— Start of RECORDS PROVIDED —

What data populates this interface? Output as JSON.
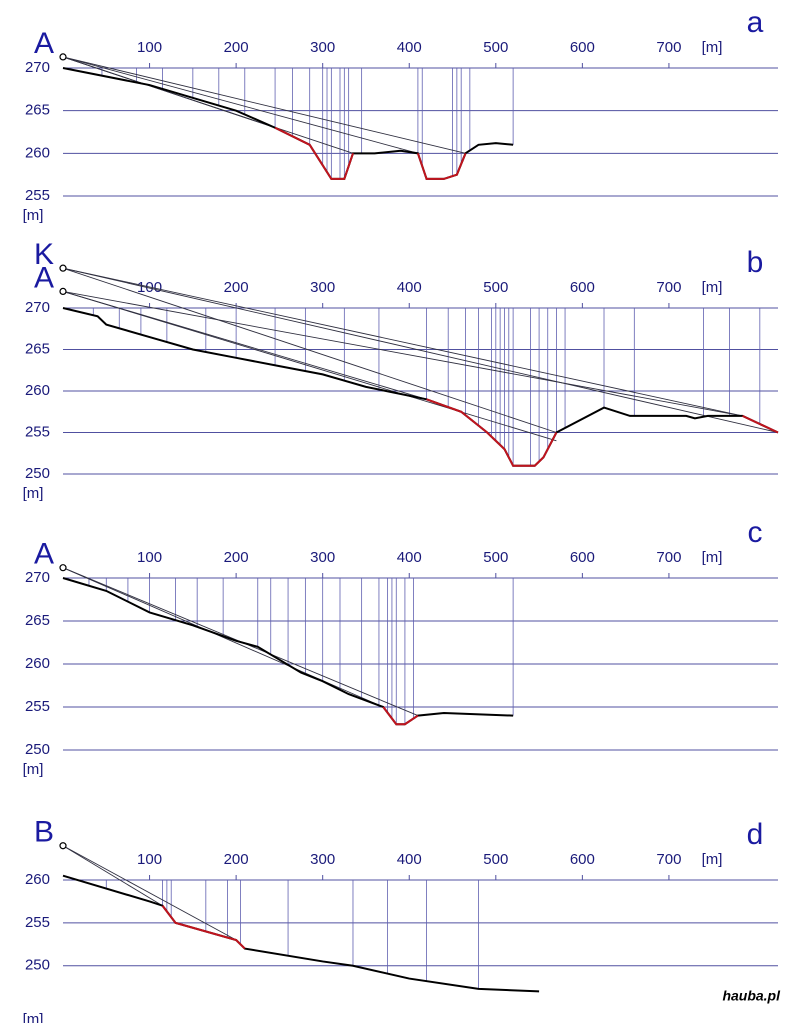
{
  "credit": "hauba.pl",
  "chart_data": [
    {
      "type": "line",
      "label": "a",
      "x_unit": "[m]",
      "y_unit": "[m]",
      "xlim": [
        0,
        826
      ],
      "ylim": [
        255,
        270
      ],
      "xticks": [
        100,
        200,
        300,
        400,
        500,
        600,
        700
      ],
      "yticks": [
        270,
        265,
        260,
        255
      ],
      "grid": true,
      "grid_color": "#5050a0",
      "profile_color": "#000000",
      "red_color": "#c0141e",
      "sight_color": "#303040",
      "vertical_color": "#6060b0",
      "observers": [
        {
          "name": "A",
          "x": 0,
          "y": 271.3
        }
      ],
      "profile": {
        "x": [
          0,
          100,
          200,
          245,
          285,
          310,
          325,
          335,
          360,
          390,
          410,
          420,
          440,
          455,
          465,
          480,
          500,
          520
        ],
        "values": [
          270,
          268,
          265,
          263,
          261,
          257,
          257,
          260,
          260,
          260.3,
          260,
          257,
          257,
          257.5,
          260,
          261,
          261.2,
          261
        ]
      },
      "red_segments": [
        {
          "x": [
            245,
            285,
            310,
            325,
            335
          ],
          "values": [
            263,
            261,
            257,
            257,
            260
          ]
        },
        {
          "x": [
            410,
            420,
            440,
            455,
            465
          ],
          "values": [
            260,
            257,
            257,
            257.5,
            260
          ]
        }
      ],
      "sight_lines": [
        {
          "x": [
            0,
            245
          ],
          "values": [
            271.3,
            263
          ]
        },
        {
          "x": [
            0,
            335
          ],
          "values": [
            271.3,
            260
          ]
        },
        {
          "x": [
            0,
            410
          ],
          "values": [
            271.3,
            260
          ]
        },
        {
          "x": [
            0,
            465
          ],
          "values": [
            271.3,
            260
          ]
        }
      ],
      "verticals": [
        45,
        85,
        115,
        150,
        180,
        210,
        245,
        265,
        285,
        300,
        305,
        310,
        320,
        325,
        330,
        345,
        410,
        415,
        450,
        455,
        460,
        470,
        520
      ]
    },
    {
      "type": "line",
      "label": "b",
      "x_unit": "[m]",
      "y_unit": "[m]",
      "xlim": [
        0,
        826
      ],
      "ylim": [
        250,
        270
      ],
      "xticks": [
        100,
        200,
        300,
        400,
        500,
        600,
        700
      ],
      "yticks": [
        270,
        265,
        260,
        255,
        250
      ],
      "grid": true,
      "grid_color": "#5050a0",
      "profile_color": "#000000",
      "red_color": "#c0141e",
      "sight_color": "#303040",
      "vertical_color": "#6060b0",
      "observers": [
        {
          "name": "K",
          "x": 0,
          "y": 274.8
        },
        {
          "name": "A",
          "x": 0,
          "y": 272
        }
      ],
      "profile": {
        "x": [
          0,
          40,
          50,
          100,
          150,
          200,
          250,
          300,
          350,
          420,
          460,
          490,
          510,
          520,
          545,
          555,
          570,
          625,
          655,
          720,
          730,
          745,
          785,
          826
        ],
        "values": [
          270,
          269,
          268,
          266.5,
          265,
          264,
          263,
          262,
          260.5,
          259,
          257.5,
          255,
          253,
          251,
          251,
          252,
          255,
          258,
          257,
          257,
          256.7,
          257,
          257,
          255
        ]
      },
      "red_segments": [
        {
          "x": [
            420,
            460,
            490,
            510,
            520,
            545,
            555,
            570
          ],
          "values": [
            259,
            257.5,
            255,
            253,
            251,
            251,
            252,
            255
          ]
        },
        {
          "x": [
            785,
            826
          ],
          "values": [
            257,
            255
          ]
        }
      ],
      "sight_lines": [
        {
          "x": [
            0,
            826
          ],
          "values": [
            274.8,
            255
          ]
        },
        {
          "x": [
            0,
            785
          ],
          "values": [
            274.8,
            257
          ]
        },
        {
          "x": [
            0,
            570
          ],
          "values": [
            274.8,
            255
          ]
        },
        {
          "x": [
            0,
            420
          ],
          "values": [
            272,
            259
          ]
        },
        {
          "x": [
            0,
            570
          ],
          "values": [
            272,
            254
          ]
        },
        {
          "x": [
            0,
            785
          ],
          "values": [
            272,
            257
          ]
        }
      ],
      "verticals": [
        35,
        65,
        90,
        120,
        165,
        200,
        245,
        280,
        325,
        365,
        420,
        445,
        465,
        480,
        495,
        500,
        505,
        510,
        515,
        520,
        540,
        550,
        560,
        570,
        580,
        625,
        660,
        740,
        770,
        805
      ]
    },
    {
      "type": "line",
      "label": "c",
      "x_unit": "[m]",
      "y_unit": "[m]",
      "xlim": [
        0,
        826
      ],
      "ylim": [
        250,
        270
      ],
      "xticks": [
        100,
        200,
        300,
        400,
        500,
        600,
        700
      ],
      "yticks": [
        270,
        265,
        260,
        255,
        250
      ],
      "grid": true,
      "grid_color": "#5050a0",
      "profile_color": "#000000",
      "red_color": "#c0141e",
      "sight_color": "#303040",
      "vertical_color": "#6060b0",
      "observers": [
        {
          "name": "A",
          "x": 0,
          "y": 271.2
        }
      ],
      "profile": {
        "x": [
          0,
          50,
          100,
          150,
          200,
          225,
          250,
          275,
          300,
          330,
          370,
          385,
          395,
          410,
          440,
          520
        ],
        "values": [
          270,
          268.5,
          266,
          264.5,
          262.7,
          262,
          260.5,
          259,
          258,
          256.5,
          255,
          253,
          253,
          254,
          254.3,
          254
        ]
      },
      "red_segments": [
        {
          "x": [
            370,
            385,
            395,
            410
          ],
          "values": [
            255,
            253,
            253,
            254
          ]
        }
      ],
      "sight_lines": [
        {
          "x": [
            0,
            370
          ],
          "values": [
            271.2,
            255
          ]
        },
        {
          "x": [
            0,
            410
          ],
          "values": [
            271.2,
            254
          ]
        }
      ],
      "verticals": [
        30,
        50,
        75,
        100,
        130,
        155,
        185,
        225,
        240,
        260,
        280,
        300,
        320,
        345,
        365,
        375,
        380,
        385,
        395,
        405,
        520
      ]
    },
    {
      "type": "line",
      "label": "d",
      "x_unit": "[m]",
      "y_unit": "[m]",
      "xlim": [
        0,
        826
      ],
      "ylim": [
        246,
        260
      ],
      "xticks": [
        100,
        200,
        300,
        400,
        500,
        600,
        700
      ],
      "yticks": [
        260,
        255,
        250
      ],
      "grid": true,
      "grid_color": "#5050a0",
      "profile_color": "#000000",
      "red_color": "#c0141e",
      "sight_color": "#303040",
      "vertical_color": "#6060b0",
      "observers": [
        {
          "name": "B",
          "x": 0,
          "y": 264
        }
      ],
      "profile": {
        "x": [
          0,
          100,
          115,
          130,
          200,
          210,
          300,
          335,
          400,
          480,
          550
        ],
        "values": [
          260.5,
          257.5,
          257,
          255,
          253,
          252,
          250.5,
          250,
          248.5,
          247.3,
          247
        ]
      },
      "red_segments": [
        {
          "x": [
            115,
            130,
            200,
            210
          ],
          "values": [
            257,
            255,
            253,
            252
          ]
        }
      ],
      "sight_lines": [
        {
          "x": [
            0,
            115
          ],
          "values": [
            264,
            257
          ]
        },
        {
          "x": [
            0,
            200
          ],
          "values": [
            264,
            253
          ]
        }
      ],
      "verticals": [
        50,
        115,
        120,
        125,
        165,
        190,
        205,
        260,
        335,
        375,
        420,
        480
      ]
    }
  ]
}
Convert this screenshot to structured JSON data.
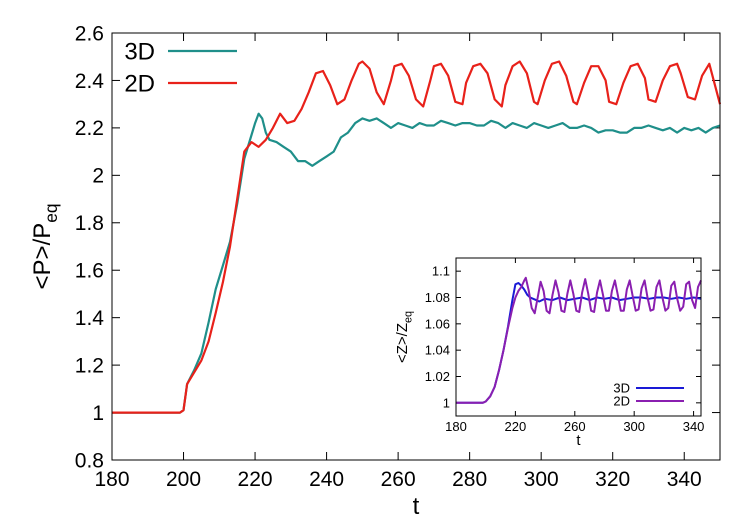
{
  "chart_data": [
    {
      "type": "line",
      "title": "",
      "xlabel": "t",
      "ylabel": "<P>/P",
      "ylabel_sub": "eq",
      "xlim": [
        180,
        350
      ],
      "ylim": [
        0.8,
        2.6
      ],
      "xticks": [
        180,
        200,
        220,
        240,
        260,
        280,
        300,
        320,
        340
      ],
      "yticks": [
        0.8,
        1,
        1.2,
        1.4,
        1.6,
        1.8,
        2,
        2.2,
        2.4,
        2.6
      ],
      "xtick_labels": [
        "180",
        "200",
        "220",
        "240",
        "260",
        "280",
        "300",
        "320",
        "340"
      ],
      "ytick_labels": [
        "0.8",
        "1",
        "1.2",
        "1.4",
        "1.6",
        "1.8",
        "2",
        "2.2",
        "2.4",
        "2.6"
      ],
      "legend_position": "top-left",
      "grid": false,
      "series": [
        {
          "name": "3D",
          "color": "#1f8f8a",
          "x": [
            180,
            185,
            190,
            195,
            199,
            200,
            201,
            203,
            205,
            207,
            209,
            211,
            213,
            215,
            217,
            219,
            220,
            221,
            222,
            223,
            224,
            226,
            228,
            230,
            232,
            234,
            236,
            238,
            240,
            242,
            244,
            246,
            248,
            250,
            252,
            254,
            256,
            258,
            260,
            262,
            264,
            266,
            268,
            270,
            272,
            274,
            276,
            278,
            280,
            282,
            284,
            286,
            288,
            290,
            292,
            294,
            296,
            298,
            300,
            302,
            304,
            306,
            308,
            310,
            312,
            314,
            316,
            318,
            320,
            322,
            324,
            326,
            328,
            330,
            332,
            334,
            336,
            338,
            340,
            342,
            344,
            346,
            348,
            350
          ],
          "y": [
            1.0,
            1.0,
            1.0,
            1.0,
            1.0,
            1.01,
            1.12,
            1.18,
            1.25,
            1.38,
            1.52,
            1.62,
            1.72,
            1.88,
            2.07,
            2.17,
            2.22,
            2.26,
            2.24,
            2.18,
            2.15,
            2.14,
            2.12,
            2.1,
            2.06,
            2.06,
            2.04,
            2.06,
            2.08,
            2.1,
            2.16,
            2.18,
            2.22,
            2.24,
            2.23,
            2.24,
            2.22,
            2.2,
            2.22,
            2.21,
            2.2,
            2.22,
            2.21,
            2.21,
            2.23,
            2.22,
            2.21,
            2.22,
            2.22,
            2.21,
            2.21,
            2.23,
            2.22,
            2.2,
            2.22,
            2.21,
            2.2,
            2.22,
            2.21,
            2.2,
            2.21,
            2.22,
            2.2,
            2.2,
            2.21,
            2.2,
            2.18,
            2.19,
            2.19,
            2.18,
            2.18,
            2.2,
            2.2,
            2.21,
            2.2,
            2.19,
            2.2,
            2.18,
            2.2,
            2.19,
            2.2,
            2.18,
            2.2,
            2.21
          ]
        },
        {
          "name": "2D",
          "color": "#e8211a",
          "x": [
            180,
            185,
            190,
            195,
            199,
            200,
            201,
            203,
            205,
            207,
            209,
            211,
            213,
            215,
            217,
            219,
            221,
            223,
            225,
            227,
            229,
            231,
            233,
            235,
            237,
            239,
            241,
            243,
            245,
            247,
            249,
            250,
            252,
            254,
            256,
            258,
            259,
            261,
            263,
            265,
            267,
            269,
            270,
            272,
            274,
            276,
            278,
            279,
            281,
            283,
            285,
            287,
            289,
            290,
            292,
            294,
            296,
            298,
            299,
            301,
            303,
            305,
            307,
            309,
            310,
            312,
            314,
            316,
            318,
            319,
            321,
            323,
            325,
            327,
            329,
            330,
            332,
            334,
            336,
            338,
            339,
            341,
            343,
            345,
            347,
            350
          ],
          "y": [
            1.0,
            1.0,
            1.0,
            1.0,
            1.0,
            1.01,
            1.12,
            1.17,
            1.22,
            1.3,
            1.42,
            1.55,
            1.7,
            1.9,
            2.1,
            2.14,
            2.12,
            2.15,
            2.2,
            2.26,
            2.22,
            2.23,
            2.28,
            2.35,
            2.43,
            2.44,
            2.38,
            2.3,
            2.32,
            2.4,
            2.47,
            2.48,
            2.45,
            2.35,
            2.3,
            2.4,
            2.46,
            2.47,
            2.42,
            2.32,
            2.29,
            2.4,
            2.46,
            2.47,
            2.42,
            2.31,
            2.3,
            2.39,
            2.46,
            2.47,
            2.43,
            2.32,
            2.29,
            2.38,
            2.46,
            2.48,
            2.43,
            2.31,
            2.3,
            2.4,
            2.47,
            2.48,
            2.42,
            2.31,
            2.3,
            2.39,
            2.46,
            2.46,
            2.4,
            2.31,
            2.3,
            2.39,
            2.46,
            2.47,
            2.41,
            2.32,
            2.31,
            2.4,
            2.46,
            2.47,
            2.43,
            2.33,
            2.32,
            2.42,
            2.47,
            2.3
          ]
        }
      ]
    },
    {
      "type": "line",
      "title": "",
      "xlabel": "t",
      "ylabel": "<Z>/Z",
      "ylabel_sub": "eq",
      "xlim": [
        180,
        345
      ],
      "ylim": [
        0.99,
        1.11
      ],
      "xticks": [
        180,
        220,
        260,
        300,
        340
      ],
      "yticks": [
        1,
        1.02,
        1.04,
        1.06,
        1.08,
        1.1
      ],
      "xtick_labels": [
        "180",
        "220",
        "260",
        "300",
        "340"
      ],
      "ytick_labels": [
        "1",
        "1.02",
        "1.04",
        "1.06",
        "1.08",
        "1.1"
      ],
      "legend_position": "bottom-right",
      "grid": false,
      "series": [
        {
          "name": "3D",
          "color": "#1a1ad6",
          "x": [
            180,
            190,
            198,
            200,
            203,
            206,
            209,
            212,
            215,
            218,
            220,
            222,
            224,
            226,
            228,
            230,
            232,
            234,
            236,
            238,
            240,
            245,
            250,
            255,
            260,
            265,
            270,
            275,
            280,
            285,
            290,
            295,
            300,
            305,
            310,
            315,
            320,
            325,
            330,
            335,
            340,
            345
          ],
          "y": [
            1.0,
            1.0,
            1.0,
            1.001,
            1.005,
            1.012,
            1.025,
            1.04,
            1.058,
            1.078,
            1.09,
            1.091,
            1.089,
            1.086,
            1.082,
            1.08,
            1.079,
            1.078,
            1.077,
            1.078,
            1.079,
            1.078,
            1.08,
            1.078,
            1.079,
            1.08,
            1.078,
            1.08,
            1.079,
            1.08,
            1.078,
            1.079,
            1.08,
            1.08,
            1.079,
            1.08,
            1.08,
            1.079,
            1.08,
            1.079,
            1.08,
            1.079
          ]
        },
        {
          "name": "2D",
          "color": "#8a1fb0",
          "x": [
            180,
            190,
            198,
            200,
            203,
            206,
            209,
            212,
            215,
            218,
            220,
            222,
            224,
            226,
            227,
            229,
            231,
            233,
            235,
            237,
            239,
            241,
            243,
            245,
            247,
            249,
            251,
            253,
            255,
            257,
            259,
            261,
            263,
            265,
            267,
            269,
            271,
            273,
            275,
            277,
            279,
            281,
            283,
            285,
            287,
            289,
            291,
            293,
            295,
            297,
            299,
            301,
            303,
            305,
            307,
            309,
            311,
            313,
            315,
            317,
            319,
            321,
            323,
            325,
            327,
            329,
            331,
            333,
            335,
            337,
            339,
            341,
            343,
            345
          ],
          "y": [
            1.0,
            1.0,
            1.0,
            1.001,
            1.005,
            1.012,
            1.025,
            1.04,
            1.057,
            1.072,
            1.08,
            1.085,
            1.088,
            1.093,
            1.095,
            1.085,
            1.072,
            1.068,
            1.08,
            1.092,
            1.085,
            1.07,
            1.068,
            1.082,
            1.093,
            1.084,
            1.07,
            1.069,
            1.083,
            1.093,
            1.083,
            1.07,
            1.069,
            1.084,
            1.094,
            1.083,
            1.07,
            1.069,
            1.084,
            1.093,
            1.082,
            1.07,
            1.07,
            1.085,
            1.093,
            1.082,
            1.07,
            1.07,
            1.086,
            1.093,
            1.081,
            1.07,
            1.071,
            1.087,
            1.093,
            1.08,
            1.07,
            1.071,
            1.088,
            1.093,
            1.08,
            1.07,
            1.072,
            1.089,
            1.092,
            1.079,
            1.07,
            1.073,
            1.09,
            1.092,
            1.078,
            1.072,
            1.088,
            1.093
          ]
        }
      ]
    }
  ]
}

— End of RECORDS PROVIDED —

#### GOAL OF THE EXERCISE
Scan the data above; copy every line where "JSON" appears.

#### TASK RESULT
What data populates this interface? Output as JSON.
Convert this screenshot to structured JSON data.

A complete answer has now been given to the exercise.